Collect every line below that contains the word "Choose".

— begin ENTRIES SUPPLIED —

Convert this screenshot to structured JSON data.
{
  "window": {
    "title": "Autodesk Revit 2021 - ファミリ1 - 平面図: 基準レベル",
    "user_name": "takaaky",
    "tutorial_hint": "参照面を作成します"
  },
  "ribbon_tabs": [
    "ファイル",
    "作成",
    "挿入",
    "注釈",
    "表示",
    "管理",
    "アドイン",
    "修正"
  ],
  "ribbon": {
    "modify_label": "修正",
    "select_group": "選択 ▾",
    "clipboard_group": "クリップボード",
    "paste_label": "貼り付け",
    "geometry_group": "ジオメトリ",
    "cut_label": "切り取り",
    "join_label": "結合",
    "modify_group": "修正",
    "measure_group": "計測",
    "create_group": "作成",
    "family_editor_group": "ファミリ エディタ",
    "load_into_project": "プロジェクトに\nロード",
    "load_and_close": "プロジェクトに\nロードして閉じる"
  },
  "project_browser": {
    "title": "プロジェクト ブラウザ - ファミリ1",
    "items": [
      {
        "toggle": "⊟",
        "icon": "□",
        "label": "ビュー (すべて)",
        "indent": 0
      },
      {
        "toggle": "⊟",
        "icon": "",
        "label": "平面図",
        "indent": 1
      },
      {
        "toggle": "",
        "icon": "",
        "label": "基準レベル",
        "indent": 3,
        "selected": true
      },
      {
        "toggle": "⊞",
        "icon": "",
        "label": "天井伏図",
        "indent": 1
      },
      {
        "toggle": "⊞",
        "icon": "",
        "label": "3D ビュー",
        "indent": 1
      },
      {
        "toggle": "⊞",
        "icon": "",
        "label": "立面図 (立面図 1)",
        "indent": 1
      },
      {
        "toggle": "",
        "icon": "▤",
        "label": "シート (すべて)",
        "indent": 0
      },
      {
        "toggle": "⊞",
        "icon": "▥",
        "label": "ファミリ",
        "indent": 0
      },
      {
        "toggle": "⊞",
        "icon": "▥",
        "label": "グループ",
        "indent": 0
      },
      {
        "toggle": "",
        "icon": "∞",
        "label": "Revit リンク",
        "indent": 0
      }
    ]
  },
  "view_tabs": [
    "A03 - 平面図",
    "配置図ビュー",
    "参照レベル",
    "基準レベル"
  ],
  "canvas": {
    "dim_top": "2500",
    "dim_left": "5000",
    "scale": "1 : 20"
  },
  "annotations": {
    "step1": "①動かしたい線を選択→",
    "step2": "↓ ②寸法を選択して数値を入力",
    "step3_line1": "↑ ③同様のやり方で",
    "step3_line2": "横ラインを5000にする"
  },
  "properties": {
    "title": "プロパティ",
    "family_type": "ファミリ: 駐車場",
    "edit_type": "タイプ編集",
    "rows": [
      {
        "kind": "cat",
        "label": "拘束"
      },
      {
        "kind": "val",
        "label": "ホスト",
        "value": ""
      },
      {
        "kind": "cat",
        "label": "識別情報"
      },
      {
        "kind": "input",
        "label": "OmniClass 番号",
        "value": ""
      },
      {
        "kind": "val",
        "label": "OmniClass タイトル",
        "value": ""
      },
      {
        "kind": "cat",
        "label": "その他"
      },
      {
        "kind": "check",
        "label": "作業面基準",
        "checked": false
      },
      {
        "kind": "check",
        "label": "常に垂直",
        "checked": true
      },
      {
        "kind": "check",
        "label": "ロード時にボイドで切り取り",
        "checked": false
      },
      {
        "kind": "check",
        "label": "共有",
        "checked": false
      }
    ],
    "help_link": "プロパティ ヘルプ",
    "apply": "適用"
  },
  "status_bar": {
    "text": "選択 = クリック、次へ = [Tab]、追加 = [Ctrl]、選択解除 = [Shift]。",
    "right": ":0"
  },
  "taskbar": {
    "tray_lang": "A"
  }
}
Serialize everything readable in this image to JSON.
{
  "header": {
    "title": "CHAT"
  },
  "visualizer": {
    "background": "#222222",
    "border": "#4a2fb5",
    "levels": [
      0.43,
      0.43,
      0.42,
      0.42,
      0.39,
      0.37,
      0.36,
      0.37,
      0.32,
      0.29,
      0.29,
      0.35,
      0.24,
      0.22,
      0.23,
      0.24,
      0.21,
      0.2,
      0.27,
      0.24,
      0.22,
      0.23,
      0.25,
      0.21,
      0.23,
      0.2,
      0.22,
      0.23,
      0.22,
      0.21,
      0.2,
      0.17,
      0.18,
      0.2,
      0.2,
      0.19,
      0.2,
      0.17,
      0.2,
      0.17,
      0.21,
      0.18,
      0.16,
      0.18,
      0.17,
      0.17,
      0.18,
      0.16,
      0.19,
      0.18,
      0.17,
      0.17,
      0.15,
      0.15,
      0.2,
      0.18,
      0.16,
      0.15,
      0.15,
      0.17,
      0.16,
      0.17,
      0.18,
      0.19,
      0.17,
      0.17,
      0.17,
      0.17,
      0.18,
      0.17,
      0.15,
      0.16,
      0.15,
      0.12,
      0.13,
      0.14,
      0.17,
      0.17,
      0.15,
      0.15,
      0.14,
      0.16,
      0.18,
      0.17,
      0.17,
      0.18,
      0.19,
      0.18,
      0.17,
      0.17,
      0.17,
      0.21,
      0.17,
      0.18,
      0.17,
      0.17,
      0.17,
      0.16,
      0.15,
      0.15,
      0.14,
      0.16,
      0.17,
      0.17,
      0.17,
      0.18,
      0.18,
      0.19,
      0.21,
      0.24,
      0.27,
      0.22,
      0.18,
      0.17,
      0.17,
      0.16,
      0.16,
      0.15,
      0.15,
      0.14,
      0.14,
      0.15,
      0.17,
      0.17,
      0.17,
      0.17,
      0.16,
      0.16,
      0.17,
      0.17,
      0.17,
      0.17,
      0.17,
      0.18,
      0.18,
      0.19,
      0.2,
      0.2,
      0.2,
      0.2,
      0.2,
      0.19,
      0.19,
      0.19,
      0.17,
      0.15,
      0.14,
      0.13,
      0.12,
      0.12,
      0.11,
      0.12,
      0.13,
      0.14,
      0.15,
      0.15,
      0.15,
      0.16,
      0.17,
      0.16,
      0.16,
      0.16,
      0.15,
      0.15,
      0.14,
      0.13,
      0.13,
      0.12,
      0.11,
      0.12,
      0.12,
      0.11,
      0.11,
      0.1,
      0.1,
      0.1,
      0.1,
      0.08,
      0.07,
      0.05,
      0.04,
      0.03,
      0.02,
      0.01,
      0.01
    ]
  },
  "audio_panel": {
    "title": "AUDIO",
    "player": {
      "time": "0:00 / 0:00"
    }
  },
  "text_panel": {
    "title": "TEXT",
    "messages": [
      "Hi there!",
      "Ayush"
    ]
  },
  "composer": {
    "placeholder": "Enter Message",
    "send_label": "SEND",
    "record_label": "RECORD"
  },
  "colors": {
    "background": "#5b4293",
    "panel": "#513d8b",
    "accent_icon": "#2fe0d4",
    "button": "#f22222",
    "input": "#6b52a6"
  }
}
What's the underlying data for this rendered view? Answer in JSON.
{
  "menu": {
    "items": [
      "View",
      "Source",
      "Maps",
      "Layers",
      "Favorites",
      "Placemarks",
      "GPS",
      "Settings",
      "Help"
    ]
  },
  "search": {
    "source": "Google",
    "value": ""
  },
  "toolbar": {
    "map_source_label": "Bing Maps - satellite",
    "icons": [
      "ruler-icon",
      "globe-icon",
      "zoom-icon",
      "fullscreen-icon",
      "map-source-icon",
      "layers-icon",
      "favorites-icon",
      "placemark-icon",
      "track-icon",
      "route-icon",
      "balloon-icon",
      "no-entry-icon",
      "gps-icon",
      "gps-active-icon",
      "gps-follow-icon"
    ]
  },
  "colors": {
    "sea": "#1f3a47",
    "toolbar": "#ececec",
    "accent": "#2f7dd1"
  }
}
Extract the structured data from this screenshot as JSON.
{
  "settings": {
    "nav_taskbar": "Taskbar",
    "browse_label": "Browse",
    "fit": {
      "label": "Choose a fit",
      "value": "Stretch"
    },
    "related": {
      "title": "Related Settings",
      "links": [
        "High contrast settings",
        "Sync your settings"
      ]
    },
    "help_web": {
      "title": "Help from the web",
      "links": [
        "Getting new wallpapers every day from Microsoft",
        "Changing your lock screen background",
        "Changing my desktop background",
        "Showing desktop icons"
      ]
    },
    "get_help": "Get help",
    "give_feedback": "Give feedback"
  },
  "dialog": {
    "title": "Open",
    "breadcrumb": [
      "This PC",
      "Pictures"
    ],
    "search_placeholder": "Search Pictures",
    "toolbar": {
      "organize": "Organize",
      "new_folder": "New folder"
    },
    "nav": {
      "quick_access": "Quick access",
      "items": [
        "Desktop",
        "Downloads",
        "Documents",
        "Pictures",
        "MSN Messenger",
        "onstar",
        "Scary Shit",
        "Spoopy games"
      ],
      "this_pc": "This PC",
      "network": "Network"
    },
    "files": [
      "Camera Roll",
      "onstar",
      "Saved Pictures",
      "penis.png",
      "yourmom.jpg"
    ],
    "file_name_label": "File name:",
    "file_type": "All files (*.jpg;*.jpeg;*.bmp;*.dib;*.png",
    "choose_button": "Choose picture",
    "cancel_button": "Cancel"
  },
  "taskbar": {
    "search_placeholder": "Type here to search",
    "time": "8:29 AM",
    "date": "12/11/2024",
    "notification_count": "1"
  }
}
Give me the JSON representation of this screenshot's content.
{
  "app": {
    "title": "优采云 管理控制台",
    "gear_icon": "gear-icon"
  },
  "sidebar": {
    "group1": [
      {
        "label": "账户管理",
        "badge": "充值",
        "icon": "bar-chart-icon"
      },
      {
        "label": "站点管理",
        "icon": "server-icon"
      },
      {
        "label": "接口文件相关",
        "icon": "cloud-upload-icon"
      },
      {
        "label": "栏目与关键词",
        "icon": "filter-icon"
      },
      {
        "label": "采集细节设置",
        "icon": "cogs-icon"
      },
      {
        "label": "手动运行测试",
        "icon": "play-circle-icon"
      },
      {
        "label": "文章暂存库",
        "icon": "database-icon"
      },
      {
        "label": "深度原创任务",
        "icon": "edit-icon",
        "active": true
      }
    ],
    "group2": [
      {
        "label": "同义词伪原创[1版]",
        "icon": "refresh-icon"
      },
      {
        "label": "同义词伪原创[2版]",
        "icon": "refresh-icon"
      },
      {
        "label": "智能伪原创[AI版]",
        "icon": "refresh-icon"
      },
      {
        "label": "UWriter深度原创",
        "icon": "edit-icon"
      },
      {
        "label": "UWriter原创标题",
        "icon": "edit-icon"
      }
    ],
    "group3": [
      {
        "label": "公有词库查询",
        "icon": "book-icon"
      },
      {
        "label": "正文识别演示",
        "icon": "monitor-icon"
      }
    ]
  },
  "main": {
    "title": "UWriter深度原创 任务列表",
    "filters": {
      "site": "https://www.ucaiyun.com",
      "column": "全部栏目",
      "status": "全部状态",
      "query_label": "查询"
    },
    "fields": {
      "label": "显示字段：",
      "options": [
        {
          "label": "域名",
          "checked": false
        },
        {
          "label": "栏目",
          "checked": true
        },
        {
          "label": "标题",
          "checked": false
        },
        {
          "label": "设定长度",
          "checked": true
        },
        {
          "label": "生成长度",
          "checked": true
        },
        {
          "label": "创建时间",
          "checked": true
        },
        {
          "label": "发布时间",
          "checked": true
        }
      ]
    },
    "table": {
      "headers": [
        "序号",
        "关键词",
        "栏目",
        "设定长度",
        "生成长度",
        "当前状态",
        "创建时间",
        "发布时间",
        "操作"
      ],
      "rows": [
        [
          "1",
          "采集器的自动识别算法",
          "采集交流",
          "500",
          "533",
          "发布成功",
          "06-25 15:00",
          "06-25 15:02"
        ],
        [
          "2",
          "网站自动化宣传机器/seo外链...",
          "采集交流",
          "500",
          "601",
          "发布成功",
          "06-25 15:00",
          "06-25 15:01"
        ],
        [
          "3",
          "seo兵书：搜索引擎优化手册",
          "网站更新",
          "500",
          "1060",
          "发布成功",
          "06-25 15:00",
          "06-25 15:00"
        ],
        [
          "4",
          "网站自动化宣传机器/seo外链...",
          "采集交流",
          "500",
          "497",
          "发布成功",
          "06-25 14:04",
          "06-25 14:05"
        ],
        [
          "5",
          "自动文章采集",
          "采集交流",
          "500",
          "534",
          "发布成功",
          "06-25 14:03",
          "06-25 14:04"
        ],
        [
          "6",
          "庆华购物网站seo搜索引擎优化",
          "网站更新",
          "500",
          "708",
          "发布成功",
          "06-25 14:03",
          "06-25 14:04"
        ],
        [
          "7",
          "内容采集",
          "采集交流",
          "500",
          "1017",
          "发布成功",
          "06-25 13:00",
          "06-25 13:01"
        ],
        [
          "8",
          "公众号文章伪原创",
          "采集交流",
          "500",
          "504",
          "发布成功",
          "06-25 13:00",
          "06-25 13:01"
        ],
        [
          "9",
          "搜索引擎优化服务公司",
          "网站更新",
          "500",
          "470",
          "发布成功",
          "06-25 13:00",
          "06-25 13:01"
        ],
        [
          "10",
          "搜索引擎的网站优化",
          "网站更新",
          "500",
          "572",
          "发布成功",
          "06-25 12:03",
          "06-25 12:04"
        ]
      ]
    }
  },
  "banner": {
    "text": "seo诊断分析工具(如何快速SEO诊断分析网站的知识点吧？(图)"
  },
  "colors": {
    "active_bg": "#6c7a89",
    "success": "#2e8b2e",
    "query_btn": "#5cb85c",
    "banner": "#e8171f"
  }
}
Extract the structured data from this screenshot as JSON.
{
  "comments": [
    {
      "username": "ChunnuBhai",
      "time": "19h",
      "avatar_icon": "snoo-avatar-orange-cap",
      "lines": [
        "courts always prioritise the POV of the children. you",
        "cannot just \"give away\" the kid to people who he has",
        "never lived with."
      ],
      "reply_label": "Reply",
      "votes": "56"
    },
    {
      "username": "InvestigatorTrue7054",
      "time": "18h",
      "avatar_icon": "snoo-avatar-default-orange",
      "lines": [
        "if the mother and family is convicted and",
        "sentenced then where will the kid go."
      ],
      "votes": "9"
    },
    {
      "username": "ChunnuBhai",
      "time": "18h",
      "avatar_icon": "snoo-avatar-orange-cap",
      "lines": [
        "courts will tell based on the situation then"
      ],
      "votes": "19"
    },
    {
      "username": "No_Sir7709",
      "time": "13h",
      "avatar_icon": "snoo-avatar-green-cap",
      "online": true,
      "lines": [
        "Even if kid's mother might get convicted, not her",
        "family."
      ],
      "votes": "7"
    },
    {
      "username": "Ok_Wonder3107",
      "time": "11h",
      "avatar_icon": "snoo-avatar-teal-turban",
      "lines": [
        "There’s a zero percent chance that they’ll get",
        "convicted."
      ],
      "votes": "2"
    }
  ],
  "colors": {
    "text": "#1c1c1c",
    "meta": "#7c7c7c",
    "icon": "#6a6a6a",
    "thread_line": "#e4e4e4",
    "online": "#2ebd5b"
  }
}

— end ENTRIES SUPPLIED —

SOLUTION TO THE PROBLEM.
      "label": "Choose a fit",
    "choose_button": "Choose picture",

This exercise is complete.